■ SHORT TASK: Give the count of lines in the data that include the string "Poisson", with no added remarks.

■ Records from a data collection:

————————

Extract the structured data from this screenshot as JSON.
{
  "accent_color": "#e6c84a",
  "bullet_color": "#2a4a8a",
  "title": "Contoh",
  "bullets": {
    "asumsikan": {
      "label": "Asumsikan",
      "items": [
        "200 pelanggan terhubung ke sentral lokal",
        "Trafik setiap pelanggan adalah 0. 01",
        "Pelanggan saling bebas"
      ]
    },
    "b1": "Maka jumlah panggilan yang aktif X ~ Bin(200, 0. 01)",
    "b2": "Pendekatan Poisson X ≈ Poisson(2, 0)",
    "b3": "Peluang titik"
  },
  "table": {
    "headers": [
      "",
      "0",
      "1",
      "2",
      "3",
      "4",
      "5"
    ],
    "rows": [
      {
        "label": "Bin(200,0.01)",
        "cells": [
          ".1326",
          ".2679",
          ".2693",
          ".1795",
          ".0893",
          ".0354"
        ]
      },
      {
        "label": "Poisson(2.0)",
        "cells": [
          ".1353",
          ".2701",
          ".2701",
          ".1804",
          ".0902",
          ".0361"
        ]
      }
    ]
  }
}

————————

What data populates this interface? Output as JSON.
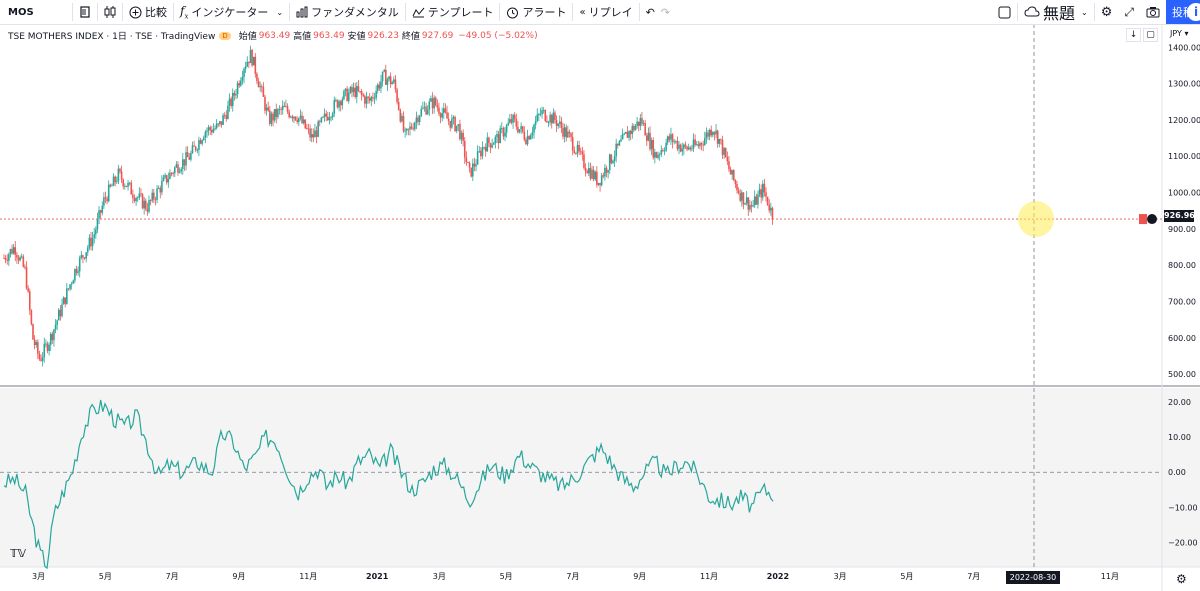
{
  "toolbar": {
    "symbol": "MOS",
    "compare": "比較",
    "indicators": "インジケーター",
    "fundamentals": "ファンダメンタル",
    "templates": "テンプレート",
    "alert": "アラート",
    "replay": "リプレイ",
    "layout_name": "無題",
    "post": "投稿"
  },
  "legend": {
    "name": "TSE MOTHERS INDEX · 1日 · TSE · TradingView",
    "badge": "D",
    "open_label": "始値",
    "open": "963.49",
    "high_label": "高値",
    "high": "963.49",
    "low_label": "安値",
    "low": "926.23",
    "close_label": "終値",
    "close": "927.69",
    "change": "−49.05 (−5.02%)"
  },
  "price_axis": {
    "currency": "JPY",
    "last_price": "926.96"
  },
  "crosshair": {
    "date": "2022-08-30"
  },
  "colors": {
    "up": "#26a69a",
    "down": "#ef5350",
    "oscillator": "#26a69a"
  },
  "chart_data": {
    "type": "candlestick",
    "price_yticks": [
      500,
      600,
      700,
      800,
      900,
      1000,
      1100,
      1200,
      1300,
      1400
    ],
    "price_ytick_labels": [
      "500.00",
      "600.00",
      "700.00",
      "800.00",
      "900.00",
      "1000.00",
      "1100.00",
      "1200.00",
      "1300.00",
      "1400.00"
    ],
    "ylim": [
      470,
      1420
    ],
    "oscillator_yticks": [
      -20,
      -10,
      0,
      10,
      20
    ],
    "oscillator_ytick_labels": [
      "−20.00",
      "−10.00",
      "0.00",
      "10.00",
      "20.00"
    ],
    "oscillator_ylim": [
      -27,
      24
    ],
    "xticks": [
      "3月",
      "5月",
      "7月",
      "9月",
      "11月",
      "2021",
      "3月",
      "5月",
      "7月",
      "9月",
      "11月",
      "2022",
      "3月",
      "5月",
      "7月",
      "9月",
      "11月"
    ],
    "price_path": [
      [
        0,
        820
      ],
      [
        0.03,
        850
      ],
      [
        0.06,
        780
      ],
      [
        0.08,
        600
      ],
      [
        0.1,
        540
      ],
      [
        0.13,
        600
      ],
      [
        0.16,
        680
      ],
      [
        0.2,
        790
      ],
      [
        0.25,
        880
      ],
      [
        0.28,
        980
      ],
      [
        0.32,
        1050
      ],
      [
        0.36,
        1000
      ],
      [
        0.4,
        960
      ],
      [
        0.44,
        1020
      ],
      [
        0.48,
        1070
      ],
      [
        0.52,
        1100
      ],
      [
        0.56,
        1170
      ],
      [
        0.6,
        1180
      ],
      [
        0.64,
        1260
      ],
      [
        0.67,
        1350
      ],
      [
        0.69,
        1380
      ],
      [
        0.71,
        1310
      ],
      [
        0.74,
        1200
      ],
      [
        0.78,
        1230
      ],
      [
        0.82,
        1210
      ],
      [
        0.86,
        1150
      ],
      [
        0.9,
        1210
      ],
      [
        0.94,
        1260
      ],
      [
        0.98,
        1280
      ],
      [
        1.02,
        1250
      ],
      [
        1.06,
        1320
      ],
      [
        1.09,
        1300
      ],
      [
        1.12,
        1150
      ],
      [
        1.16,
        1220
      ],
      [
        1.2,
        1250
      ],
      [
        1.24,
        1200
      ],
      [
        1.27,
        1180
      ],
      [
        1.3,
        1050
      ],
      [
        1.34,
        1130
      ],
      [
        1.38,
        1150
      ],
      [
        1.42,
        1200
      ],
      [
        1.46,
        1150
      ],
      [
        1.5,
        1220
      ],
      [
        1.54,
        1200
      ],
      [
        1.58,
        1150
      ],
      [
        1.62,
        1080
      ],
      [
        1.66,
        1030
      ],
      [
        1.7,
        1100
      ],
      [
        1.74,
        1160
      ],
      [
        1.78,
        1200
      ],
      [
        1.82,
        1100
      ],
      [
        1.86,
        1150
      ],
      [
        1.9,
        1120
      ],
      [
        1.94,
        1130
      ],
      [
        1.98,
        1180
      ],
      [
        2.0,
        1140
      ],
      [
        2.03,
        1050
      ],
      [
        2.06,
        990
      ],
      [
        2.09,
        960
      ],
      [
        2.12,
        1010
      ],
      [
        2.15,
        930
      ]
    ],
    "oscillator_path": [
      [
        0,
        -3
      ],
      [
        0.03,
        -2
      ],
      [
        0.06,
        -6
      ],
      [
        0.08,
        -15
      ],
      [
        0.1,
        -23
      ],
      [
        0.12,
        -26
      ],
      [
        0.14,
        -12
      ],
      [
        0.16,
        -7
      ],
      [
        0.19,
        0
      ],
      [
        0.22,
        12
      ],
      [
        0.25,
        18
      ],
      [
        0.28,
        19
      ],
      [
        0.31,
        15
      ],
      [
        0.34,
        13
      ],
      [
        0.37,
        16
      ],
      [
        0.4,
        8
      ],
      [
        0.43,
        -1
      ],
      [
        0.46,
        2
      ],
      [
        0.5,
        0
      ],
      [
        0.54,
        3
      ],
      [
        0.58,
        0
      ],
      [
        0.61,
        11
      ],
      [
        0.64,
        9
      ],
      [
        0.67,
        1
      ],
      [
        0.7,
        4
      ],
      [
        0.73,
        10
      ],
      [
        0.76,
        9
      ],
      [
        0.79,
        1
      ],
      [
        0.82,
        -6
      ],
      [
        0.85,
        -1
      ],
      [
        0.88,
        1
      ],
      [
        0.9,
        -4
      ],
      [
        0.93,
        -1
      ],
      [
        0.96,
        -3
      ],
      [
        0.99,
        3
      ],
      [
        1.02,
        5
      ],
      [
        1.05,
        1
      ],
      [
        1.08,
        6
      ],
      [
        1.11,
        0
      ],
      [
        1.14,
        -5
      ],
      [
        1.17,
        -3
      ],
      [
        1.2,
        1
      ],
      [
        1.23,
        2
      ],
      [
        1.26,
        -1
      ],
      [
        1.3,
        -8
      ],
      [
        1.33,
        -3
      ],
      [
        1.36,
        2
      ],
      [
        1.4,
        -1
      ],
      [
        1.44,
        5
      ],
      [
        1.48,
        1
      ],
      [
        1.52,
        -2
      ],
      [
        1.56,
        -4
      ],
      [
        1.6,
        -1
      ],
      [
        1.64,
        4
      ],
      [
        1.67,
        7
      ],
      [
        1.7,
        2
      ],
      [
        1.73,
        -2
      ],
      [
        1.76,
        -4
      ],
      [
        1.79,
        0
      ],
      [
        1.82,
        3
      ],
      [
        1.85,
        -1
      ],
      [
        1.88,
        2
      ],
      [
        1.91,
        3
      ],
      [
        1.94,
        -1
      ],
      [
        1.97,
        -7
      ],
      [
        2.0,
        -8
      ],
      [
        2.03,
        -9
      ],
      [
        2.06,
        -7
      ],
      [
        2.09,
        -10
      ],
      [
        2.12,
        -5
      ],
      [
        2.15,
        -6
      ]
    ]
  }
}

————————

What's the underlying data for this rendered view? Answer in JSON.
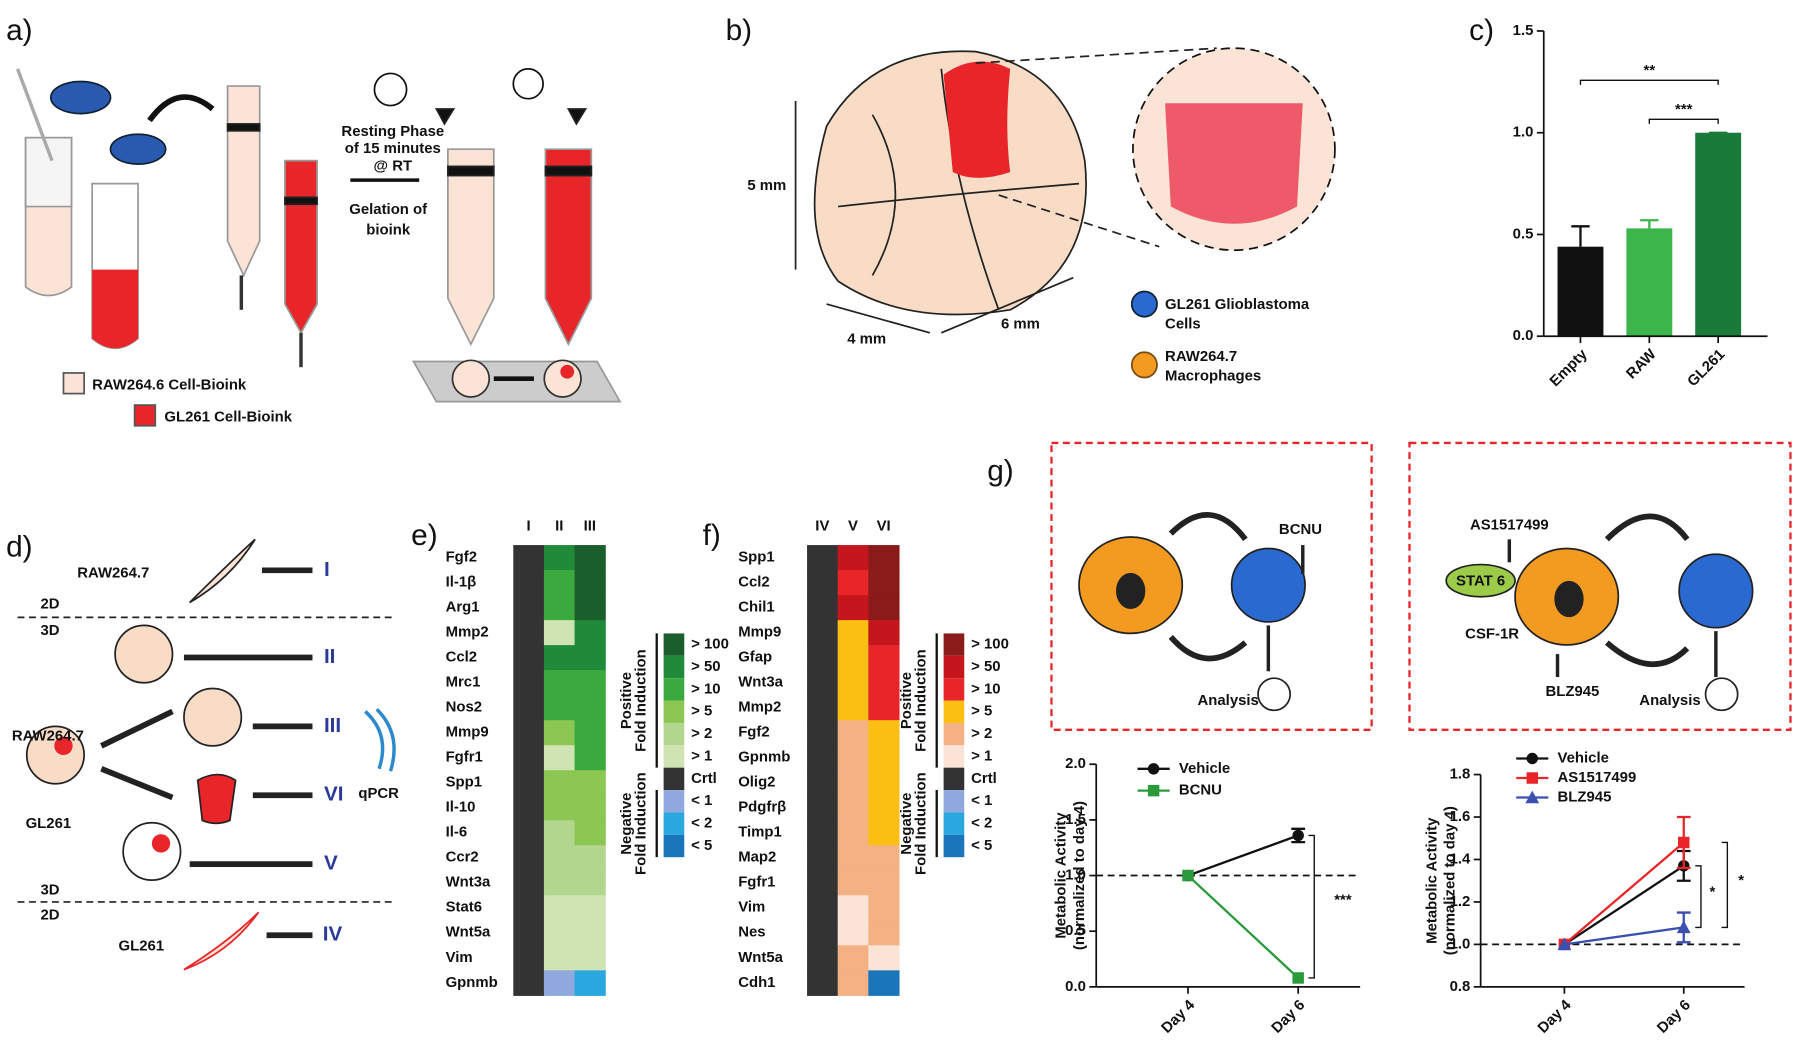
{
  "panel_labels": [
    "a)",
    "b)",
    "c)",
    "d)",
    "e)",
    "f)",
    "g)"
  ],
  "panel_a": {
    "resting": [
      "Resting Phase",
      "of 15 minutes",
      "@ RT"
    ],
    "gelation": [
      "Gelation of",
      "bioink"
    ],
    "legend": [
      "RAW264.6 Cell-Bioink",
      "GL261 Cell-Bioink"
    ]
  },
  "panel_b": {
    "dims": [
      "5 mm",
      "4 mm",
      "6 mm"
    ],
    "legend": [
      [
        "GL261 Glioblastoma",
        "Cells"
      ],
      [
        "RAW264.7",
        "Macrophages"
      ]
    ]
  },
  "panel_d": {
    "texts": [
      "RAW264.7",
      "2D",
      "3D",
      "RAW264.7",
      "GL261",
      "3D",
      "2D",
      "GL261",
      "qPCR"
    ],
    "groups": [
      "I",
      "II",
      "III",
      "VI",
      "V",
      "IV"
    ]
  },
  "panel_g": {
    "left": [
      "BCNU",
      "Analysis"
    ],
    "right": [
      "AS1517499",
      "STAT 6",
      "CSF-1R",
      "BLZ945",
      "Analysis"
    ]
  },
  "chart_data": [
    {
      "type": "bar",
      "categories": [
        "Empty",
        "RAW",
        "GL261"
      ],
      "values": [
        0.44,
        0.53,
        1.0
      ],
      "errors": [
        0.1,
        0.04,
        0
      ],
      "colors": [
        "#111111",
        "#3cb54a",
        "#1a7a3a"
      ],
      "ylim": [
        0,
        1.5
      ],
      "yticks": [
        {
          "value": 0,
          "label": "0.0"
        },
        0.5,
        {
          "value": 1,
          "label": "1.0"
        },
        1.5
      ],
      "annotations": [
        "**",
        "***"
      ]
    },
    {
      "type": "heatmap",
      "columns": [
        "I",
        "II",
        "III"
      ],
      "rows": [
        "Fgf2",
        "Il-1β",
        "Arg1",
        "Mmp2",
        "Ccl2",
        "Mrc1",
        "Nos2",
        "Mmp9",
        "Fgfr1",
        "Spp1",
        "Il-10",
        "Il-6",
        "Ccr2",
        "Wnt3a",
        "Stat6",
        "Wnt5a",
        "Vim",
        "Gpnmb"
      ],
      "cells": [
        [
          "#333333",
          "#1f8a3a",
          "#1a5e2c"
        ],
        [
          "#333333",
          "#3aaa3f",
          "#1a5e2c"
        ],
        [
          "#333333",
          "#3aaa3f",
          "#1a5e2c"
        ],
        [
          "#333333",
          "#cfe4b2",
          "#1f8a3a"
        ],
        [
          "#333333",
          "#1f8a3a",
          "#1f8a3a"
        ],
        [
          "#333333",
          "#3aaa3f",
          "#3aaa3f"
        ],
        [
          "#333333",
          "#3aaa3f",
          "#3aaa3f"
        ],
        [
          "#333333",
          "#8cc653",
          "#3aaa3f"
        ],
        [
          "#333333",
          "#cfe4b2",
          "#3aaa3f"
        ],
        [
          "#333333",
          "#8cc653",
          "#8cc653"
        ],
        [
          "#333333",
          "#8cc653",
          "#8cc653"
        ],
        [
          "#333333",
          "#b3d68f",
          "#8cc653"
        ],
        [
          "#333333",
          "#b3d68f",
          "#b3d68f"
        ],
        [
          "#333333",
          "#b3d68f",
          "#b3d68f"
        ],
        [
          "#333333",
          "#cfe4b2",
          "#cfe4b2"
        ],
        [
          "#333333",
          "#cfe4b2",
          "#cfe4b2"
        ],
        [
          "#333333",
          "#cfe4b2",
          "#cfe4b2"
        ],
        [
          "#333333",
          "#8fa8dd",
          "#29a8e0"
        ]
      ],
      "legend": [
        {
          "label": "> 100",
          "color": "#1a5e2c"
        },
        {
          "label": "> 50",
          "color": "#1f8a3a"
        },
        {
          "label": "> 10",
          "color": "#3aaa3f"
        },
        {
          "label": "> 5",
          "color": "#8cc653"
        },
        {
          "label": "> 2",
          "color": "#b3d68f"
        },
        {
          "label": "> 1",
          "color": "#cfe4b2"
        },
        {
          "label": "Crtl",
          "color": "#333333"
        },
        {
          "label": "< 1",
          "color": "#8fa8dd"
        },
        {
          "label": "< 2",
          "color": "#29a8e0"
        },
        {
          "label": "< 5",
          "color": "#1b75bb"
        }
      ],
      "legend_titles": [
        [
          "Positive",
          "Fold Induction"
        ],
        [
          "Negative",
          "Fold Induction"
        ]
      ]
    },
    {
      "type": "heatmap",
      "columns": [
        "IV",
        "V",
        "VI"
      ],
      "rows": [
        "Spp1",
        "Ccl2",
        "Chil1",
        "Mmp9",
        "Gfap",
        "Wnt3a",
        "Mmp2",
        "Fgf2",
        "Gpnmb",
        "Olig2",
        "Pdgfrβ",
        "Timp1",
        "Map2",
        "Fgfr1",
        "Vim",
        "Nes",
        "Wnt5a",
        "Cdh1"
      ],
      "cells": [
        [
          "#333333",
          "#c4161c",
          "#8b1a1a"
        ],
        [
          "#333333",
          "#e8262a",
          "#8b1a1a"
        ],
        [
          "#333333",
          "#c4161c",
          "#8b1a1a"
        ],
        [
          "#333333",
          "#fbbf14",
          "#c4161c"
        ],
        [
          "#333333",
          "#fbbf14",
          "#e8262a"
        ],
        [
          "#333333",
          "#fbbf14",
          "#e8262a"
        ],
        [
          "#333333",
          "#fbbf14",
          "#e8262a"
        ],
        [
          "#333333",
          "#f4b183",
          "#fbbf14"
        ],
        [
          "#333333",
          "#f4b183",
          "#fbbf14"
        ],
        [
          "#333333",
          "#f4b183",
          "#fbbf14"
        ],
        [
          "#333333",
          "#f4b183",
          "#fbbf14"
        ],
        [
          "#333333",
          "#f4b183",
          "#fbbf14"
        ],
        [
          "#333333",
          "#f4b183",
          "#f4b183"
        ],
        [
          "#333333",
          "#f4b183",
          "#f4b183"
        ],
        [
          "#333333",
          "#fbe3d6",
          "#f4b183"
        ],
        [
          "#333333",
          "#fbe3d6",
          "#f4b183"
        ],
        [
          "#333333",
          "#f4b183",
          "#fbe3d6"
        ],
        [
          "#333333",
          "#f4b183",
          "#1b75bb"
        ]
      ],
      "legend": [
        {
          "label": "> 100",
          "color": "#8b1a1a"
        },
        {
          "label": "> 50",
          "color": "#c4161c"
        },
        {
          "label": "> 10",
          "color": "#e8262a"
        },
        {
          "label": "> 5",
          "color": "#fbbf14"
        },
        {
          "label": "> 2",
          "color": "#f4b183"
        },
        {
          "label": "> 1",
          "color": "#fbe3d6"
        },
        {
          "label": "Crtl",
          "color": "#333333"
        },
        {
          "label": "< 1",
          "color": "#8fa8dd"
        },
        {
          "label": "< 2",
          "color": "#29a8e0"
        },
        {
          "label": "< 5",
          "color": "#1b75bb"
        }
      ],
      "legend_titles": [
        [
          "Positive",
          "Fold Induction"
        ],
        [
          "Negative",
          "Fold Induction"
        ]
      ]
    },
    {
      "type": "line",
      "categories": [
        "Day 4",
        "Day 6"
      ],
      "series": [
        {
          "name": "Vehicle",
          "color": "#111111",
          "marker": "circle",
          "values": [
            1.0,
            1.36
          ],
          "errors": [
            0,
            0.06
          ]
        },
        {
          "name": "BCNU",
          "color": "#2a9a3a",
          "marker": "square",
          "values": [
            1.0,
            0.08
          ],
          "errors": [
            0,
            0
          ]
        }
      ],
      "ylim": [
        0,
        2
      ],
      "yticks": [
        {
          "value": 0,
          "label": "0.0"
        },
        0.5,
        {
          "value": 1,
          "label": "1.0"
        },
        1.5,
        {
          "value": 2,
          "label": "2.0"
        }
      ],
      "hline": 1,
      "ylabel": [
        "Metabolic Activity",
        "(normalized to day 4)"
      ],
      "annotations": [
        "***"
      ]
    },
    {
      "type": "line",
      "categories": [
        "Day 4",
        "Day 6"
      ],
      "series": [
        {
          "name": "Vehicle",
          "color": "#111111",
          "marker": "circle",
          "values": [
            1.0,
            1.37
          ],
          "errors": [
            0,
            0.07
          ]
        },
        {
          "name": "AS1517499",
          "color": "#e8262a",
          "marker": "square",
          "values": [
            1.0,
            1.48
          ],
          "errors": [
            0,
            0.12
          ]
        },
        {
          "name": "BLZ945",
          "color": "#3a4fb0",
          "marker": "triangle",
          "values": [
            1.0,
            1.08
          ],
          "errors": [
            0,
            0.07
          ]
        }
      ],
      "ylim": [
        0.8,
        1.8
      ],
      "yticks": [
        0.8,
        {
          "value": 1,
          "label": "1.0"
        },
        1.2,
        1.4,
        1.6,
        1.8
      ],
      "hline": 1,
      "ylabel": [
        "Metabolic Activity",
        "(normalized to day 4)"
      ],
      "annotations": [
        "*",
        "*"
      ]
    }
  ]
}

————————

■ EXERCISE RESULT: 2